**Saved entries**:
....
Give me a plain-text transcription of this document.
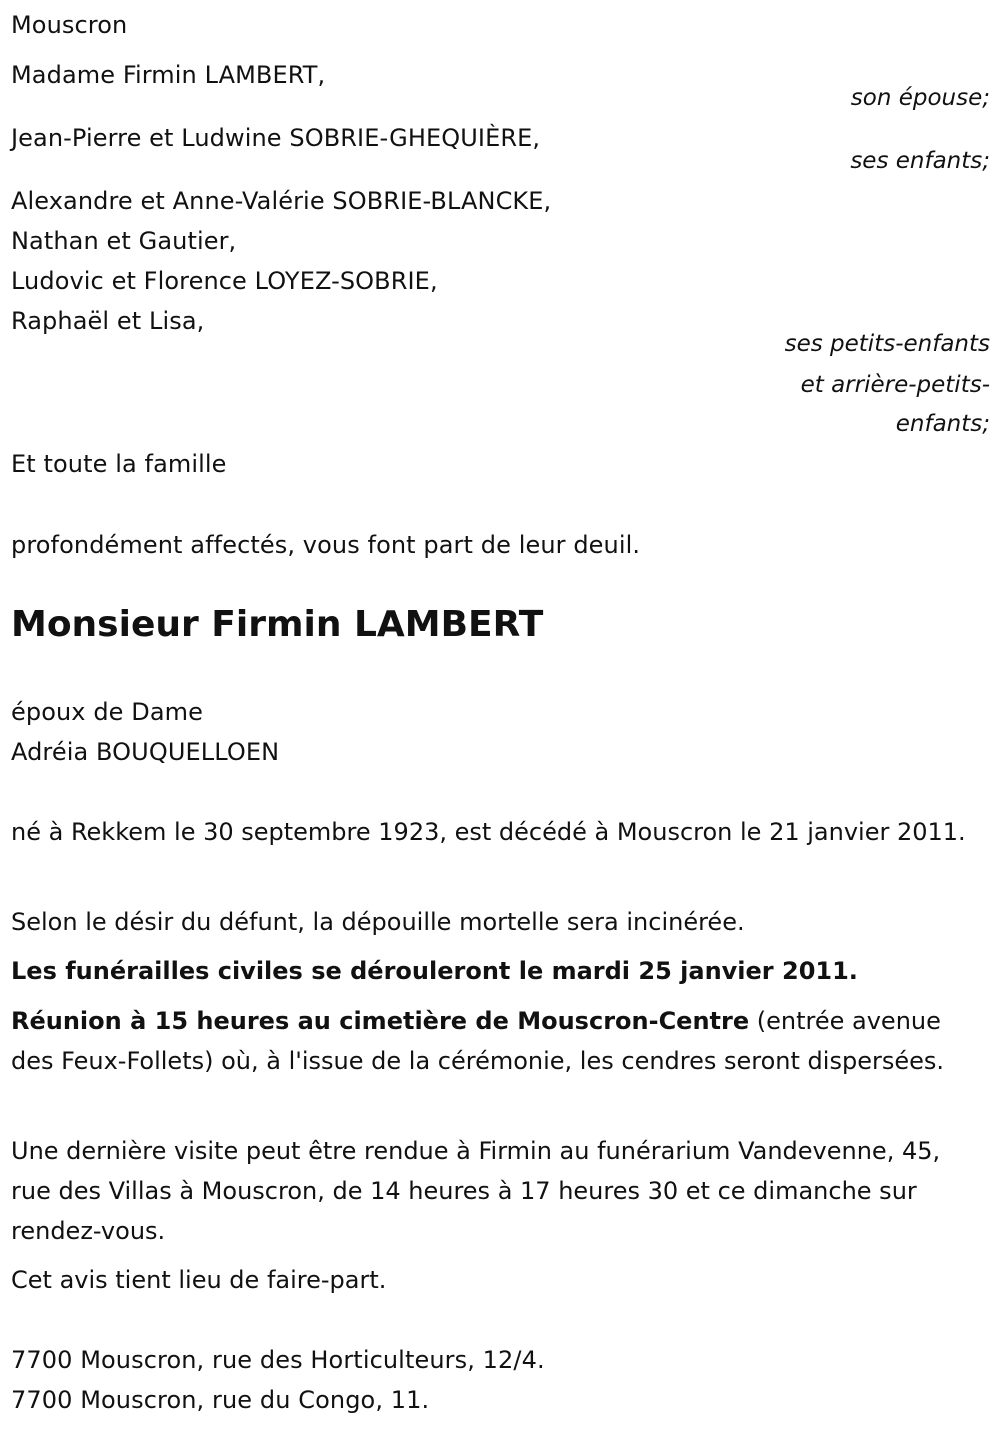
Mouscron
Madame Firmin LAMBERT,
son épouse;
Jean-Pierre et Ludwine SOBRIE-GHEQUIÈRE,
ses enfants;
Alexandre et Anne-Valérie SOBRIE-BLANCKE,
Nathan et Gautier,
Ludovic et Florence LOYEZ-SOBRIE,
Raphaël et Lisa,
ses petits-enfants
et arrière-petits-
enfants;
Et toute la famille
profondément affectés, vous font part de leur deuil.
Monsieur Firmin LAMBERT
époux de Dame
Adréia BOUQUELLOEN
né à Rekkem le 30 septembre 1923, est décédé à Mouscron le 21 janvier 2011.
Selon le désir du défunt, la dépouille mortelle sera incinérée.
Les funérailles civiles se dérouleront le mardi 25 janvier 2011.
Réunion à 15 heures au cimetière de Mouscron-Centre (entrée avenue des Feux-Follets) où, à l'issue de la cérémonie, les cendres seront dispersées.
Une dernière visite peut être rendue à Firmin au funérarium Vandevenne, 45, rue des Villas à Mouscron, de 14 heures à 17 heures 30 et ce dimanche sur rendez-vous.
Cet avis tient lieu de faire-part.
7700 Mouscron, rue des Horticulteurs, 12/4.
7700 Mouscron, rue du Congo, 11.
....
**Description of the task**:
Could you reproduce every record above exactly, leaving out the pictures?

**Answer in full**:
Give me a plain-text transcription of this document.
Mouscron
Madame Firmin LAMBERT,
son épouse;
Jean-Pierre et Ludwine SOBRIE-GHEQUIÈRE,
ses enfants;
Alexandre et Anne-Valérie SOBRIE-BLANCKE,
Nathan et Gautier,
Ludovic et Florence LOYEZ-SOBRIE,
Raphaël et Lisa,
ses petits-enfants
et arrière-petits-
enfants;
Et toute la famille
profondément affectés, vous font part de leur deuil.
Monsieur Firmin LAMBERT
époux de Dame
Adréia BOUQUELLOEN
né à Rekkem le 30 septembre 1923, est décédé à Mouscron le 21 janvier 2011.
Selon le désir du défunt, la dépouille mortelle sera incinérée.
Les funérailles civiles se dérouleront le mardi 25 janvier 2011.
Réunion à 15 heures au cimetière de Mouscron-Centre (entrée avenue des Feux-Follets) où, à l'issue de la cérémonie, les cendres seront dispersées.
Une dernière visite peut être rendue à Firmin au funérarium Vandevenne, 45, rue des Villas à Mouscron, de 14 heures à 17 heures 30 et ce dimanche sur rendez-vous.
Cet avis tient lieu de faire-part.
7700 Mouscron, rue des Horticulteurs, 12/4.
7700 Mouscron, rue du Congo, 11.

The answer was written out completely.